What you have to do
Read through the lines below for the string "הכנה" and copy each one that has it.

Dataset rows for document pages
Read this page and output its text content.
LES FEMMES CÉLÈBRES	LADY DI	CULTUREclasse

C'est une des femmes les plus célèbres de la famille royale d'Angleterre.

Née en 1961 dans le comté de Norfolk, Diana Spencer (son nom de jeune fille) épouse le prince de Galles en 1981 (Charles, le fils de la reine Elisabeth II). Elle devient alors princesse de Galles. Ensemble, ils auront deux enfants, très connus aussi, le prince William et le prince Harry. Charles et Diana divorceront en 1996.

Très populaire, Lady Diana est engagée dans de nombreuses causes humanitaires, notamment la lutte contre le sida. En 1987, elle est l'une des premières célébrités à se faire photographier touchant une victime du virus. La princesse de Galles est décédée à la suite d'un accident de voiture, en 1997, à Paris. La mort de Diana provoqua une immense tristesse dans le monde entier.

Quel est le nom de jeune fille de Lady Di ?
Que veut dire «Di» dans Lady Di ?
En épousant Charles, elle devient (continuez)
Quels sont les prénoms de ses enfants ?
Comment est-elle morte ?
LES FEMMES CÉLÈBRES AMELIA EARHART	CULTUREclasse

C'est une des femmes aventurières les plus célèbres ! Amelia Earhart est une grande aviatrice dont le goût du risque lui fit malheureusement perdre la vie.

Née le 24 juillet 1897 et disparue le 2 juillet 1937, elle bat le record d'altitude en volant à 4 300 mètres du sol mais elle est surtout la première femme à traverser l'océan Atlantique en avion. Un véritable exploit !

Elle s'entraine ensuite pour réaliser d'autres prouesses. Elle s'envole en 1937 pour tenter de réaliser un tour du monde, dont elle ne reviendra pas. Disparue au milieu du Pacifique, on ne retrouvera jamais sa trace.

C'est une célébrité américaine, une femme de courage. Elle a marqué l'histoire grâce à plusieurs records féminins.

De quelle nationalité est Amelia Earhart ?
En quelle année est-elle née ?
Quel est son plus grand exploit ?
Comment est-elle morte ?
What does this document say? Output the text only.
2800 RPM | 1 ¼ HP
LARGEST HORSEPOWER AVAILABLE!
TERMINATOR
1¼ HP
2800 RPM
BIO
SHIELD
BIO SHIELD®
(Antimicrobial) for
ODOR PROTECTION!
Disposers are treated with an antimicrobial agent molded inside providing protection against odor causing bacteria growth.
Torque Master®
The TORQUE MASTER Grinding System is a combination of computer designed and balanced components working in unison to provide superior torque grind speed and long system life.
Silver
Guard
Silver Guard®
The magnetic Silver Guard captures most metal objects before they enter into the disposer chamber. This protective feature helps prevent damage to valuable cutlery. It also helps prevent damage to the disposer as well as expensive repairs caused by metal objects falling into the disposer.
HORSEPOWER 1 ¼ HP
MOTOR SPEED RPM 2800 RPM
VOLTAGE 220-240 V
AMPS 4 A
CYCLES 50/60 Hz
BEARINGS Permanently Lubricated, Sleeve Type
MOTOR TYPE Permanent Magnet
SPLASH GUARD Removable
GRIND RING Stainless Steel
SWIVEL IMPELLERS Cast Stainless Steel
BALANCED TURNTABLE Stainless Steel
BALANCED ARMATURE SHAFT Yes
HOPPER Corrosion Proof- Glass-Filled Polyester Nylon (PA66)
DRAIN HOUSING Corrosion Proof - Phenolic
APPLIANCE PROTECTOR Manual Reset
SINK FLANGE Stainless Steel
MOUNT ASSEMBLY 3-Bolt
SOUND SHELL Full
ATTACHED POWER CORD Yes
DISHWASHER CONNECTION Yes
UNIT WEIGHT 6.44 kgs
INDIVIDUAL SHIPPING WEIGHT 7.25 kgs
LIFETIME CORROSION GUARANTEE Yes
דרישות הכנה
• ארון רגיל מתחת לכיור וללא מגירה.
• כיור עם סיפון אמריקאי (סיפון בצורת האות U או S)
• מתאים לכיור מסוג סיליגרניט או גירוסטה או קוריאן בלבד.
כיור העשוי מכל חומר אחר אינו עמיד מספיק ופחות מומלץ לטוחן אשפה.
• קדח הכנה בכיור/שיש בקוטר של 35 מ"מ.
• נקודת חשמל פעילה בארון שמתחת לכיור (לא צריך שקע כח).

Solution
דרישות הכנה
• קדח הכנה בכיור/שיש בקוטר של 35 מ"מ.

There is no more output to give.